[Extracted records]
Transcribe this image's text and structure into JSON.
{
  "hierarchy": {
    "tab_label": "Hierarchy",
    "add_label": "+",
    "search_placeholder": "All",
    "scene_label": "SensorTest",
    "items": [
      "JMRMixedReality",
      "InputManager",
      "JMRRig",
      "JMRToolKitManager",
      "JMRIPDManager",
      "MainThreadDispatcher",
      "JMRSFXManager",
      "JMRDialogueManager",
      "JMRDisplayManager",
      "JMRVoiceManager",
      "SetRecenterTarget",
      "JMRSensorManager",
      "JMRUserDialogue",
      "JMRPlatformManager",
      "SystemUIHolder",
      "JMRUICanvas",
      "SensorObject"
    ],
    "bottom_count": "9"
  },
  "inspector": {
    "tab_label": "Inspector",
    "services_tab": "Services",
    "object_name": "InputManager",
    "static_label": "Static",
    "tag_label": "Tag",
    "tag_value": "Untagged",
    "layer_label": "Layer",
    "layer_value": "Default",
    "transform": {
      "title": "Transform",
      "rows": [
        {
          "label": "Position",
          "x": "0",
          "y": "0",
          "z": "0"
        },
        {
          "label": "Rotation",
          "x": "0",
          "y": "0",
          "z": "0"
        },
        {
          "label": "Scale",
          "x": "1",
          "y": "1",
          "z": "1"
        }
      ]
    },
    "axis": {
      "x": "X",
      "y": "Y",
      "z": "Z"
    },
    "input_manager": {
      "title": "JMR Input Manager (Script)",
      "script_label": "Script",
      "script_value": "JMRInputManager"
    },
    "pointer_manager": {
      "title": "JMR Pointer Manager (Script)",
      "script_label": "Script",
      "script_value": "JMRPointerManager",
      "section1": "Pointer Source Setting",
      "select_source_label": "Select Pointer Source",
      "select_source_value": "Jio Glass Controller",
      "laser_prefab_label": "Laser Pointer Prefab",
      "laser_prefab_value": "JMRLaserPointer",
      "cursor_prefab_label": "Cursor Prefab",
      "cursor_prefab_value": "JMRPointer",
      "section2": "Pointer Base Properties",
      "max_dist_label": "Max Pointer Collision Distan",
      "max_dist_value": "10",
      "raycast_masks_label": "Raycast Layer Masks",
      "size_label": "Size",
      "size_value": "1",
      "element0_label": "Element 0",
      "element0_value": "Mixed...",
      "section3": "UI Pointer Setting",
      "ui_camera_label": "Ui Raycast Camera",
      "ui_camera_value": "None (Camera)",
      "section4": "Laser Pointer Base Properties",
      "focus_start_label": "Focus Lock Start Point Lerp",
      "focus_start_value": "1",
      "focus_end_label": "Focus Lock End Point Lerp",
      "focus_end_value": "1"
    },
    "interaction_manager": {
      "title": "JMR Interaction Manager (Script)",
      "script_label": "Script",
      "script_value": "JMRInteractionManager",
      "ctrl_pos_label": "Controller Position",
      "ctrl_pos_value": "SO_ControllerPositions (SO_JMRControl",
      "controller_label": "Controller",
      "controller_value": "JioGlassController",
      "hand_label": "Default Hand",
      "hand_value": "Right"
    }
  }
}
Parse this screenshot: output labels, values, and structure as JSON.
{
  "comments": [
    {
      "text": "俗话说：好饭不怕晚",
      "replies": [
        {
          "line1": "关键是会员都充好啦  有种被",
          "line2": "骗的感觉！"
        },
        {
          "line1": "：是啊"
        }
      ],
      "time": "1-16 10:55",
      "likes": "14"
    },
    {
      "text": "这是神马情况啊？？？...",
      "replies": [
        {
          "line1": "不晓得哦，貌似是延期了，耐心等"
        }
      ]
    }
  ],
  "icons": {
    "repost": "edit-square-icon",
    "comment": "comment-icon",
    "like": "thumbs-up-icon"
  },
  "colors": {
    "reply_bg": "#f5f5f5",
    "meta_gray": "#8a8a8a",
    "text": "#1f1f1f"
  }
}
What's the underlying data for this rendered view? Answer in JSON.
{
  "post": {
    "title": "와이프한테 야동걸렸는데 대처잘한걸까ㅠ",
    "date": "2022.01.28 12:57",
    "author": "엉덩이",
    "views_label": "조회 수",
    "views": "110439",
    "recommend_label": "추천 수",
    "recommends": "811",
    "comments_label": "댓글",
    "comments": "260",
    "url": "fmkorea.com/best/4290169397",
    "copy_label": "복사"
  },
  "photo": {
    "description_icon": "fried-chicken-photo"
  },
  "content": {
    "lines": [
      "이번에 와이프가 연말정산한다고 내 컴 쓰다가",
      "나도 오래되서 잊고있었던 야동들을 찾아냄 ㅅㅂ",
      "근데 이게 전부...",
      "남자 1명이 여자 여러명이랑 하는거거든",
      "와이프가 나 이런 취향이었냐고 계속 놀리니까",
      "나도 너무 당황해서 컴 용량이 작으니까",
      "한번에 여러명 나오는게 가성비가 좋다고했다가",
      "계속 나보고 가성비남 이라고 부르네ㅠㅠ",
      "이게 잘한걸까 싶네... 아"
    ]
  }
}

**Task prompt**:
Without omitting anything, output the entries exactly.

**Response to this task**:
Transcribe this image's text and structure into JSON.
{
  "hierarchy": {
    "tab_label": "Hierarchy",
    "add_label": "+",
    "search_placeholder": "All",
    "scene_label": "SensorTest",
    "items": [
      "JMRMixedReality",
      "InputManager",
      "JMRRig",
      "JMRToolKitManager",
      "JMRIPDManager",
      "MainThreadDispatcher",
      "JMRSFXManager",
      "JMRDialogueManager",
      "JMRDisplayManager",
      "JMRVoiceManager",
      "SetRecenterTarget",
      "JMRSensorManager",
      "JMRUserDialogue",
      "JMRPlatformManager",
      "SystemUIHolder",
      "JMRUICanvas",
      "SensorObject"
    ],
    "bottom_count": "9"
  },
  "inspector": {
    "tab_label": "Inspector",
    "services_tab": "Services",
    "object_name": "InputManager",
    "static_label": "Static",
    "tag_label": "Tag",
    "tag_value": "Untagged",
    "layer_label": "Layer",
    "layer_value": "Default",
    "transform": {
      "title": "Transform",
      "rows": [
        {
          "label": "Position",
          "x": "0",
          "y": "0",
          "z": "0"
        },
        {
          "label": "Rotation",
          "x": "0",
          "y": "0",
          "z": "0"
        },
        {
          "label": "Scale",
          "x": "1",
          "y": "1",
          "z": "1"
        }
      ]
    },
    "axis": {
      "x": "X",
      "y": "Y",
      "z": "Z"
    },
    "input_manager": {
      "title": "JMR Input Manager (Script)",
      "script_label": "Script",
      "script_value": "JMRInputManager"
    },
    "pointer_manager": {
      "title": "JMR Pointer Manager (Script)",
      "script_label": "Script",
      "script_value": "JMRPointerManager",
      "section1": "Pointer Source Setting",
      "select_source_label": "Select Pointer Source",
      "select_source_value": "Jio Glass Controller",
      "laser_prefab_label": "Laser Pointer Prefab",
      "laser_prefab_value": "JMRLaserPointer",
      "cursor_prefab_label": "Cursor Prefab",
      "cursor_prefab_value": "JMRPointer",
      "section2": "Pointer Base Properties",
      "max_dist_label": "Max Pointer Collision Distan",
      "max_dist_value": "10",
      "raycast_masks_label": "Raycast Layer Masks",
      "size_label": "Size",
      "size_value": "1",
      "element0_label": "Element 0",
      "element0_value": "Mixed...",
      "section3": "UI Pointer Setting",
      "ui_camera_label": "Ui Raycast Camera",
      "ui_camera_value": "None (Camera)",
      "section4": "Laser Pointer Base Properties",
      "focus_start_label": "Focus Lock Start Point Lerp",
      "focus_start_value": "1",
      "focus_end_label": "Focus Lock End Point Lerp",
      "focus_end_value": "1"
    },
    "interaction_manager": {
      "title": "JMR Interaction Manager (Script)",
      "script_label": "Script",
      "script_value": "JMRInteractionManager",
      "ctrl_pos_label": "Controller Position",
      "ctrl_pos_value": "SO_ControllerPositions (SO_JMRControl",
      "controller_label": "Controller",
      "controller_value": "JioGlassController",
      "hand_label": "Default Hand",
      "hand_value": "Right"
    }
  }
}
Parse this screenshot: output labels, values, and structure as JSON.
{
  "comments": [
    {
      "text": "俗话说：好饭不怕晚",
      "replies": [
        {
          "line1": "关键是会员都充好啦  有种被",
          "line2": "骗的感觉！"
        },
        {
          "line1": "：是啊"
        }
      ],
      "time": "1-16 10:55",
      "likes": "14"
    },
    {
      "text": "这是神马情况啊？？？...",
      "replies": [
        {
          "line1": "不晓得哦，貌似是延期了，耐心等"
        }
      ]
    }
  ],
  "icons": {
    "repost": "edit-square-icon",
    "comment": "comment-icon",
    "like": "thumbs-up-icon"
  },
  "colors": {
    "reply_bg": "#f5f5f5",
    "meta_gray": "#8a8a8a",
    "text": "#1f1f1f"
  }
}
What's the underlying data for this rendered view? Answer in JSON.
{
  "post": {
    "title": "와이프한테 야동걸렸는데 대처잘한걸까ㅠ",
    "date": "2022.01.28 12:57",
    "author": "엉덩이",
    "views_label": "조회 수",
    "views": "110439",
    "recommend_label": "추천 수",
    "recommends": "811",
    "comments_label": "댓글",
    "comments": "260",
    "url": "fmkorea.com/best/4290169397",
    "copy_label": "복사"
  },
  "photo": {
    "description_icon": "fried-chicken-photo"
  },
  "content": {
    "lines": [
      "이번에 와이프가 연말정산한다고 내 컴 쓰다가",
      "나도 오래되서 잊고있었던 야동들을 찾아냄 ㅅㅂ",
      "근데 이게 전부...",
      "남자 1명이 여자 여러명이랑 하는거거든",
      "와이프가 나 이런 취향이었냐고 계속 놀리니까",
      "나도 너무 당황해서 컴 용량이 작으니까",
      "한번에 여러명 나오는게 가성비가 좋다고했다가",
      "계속 나보고 가성비남 이라고 부르네ㅠㅠ",
      "이게 잘한걸까 싶네... 아"
    ]
  }
}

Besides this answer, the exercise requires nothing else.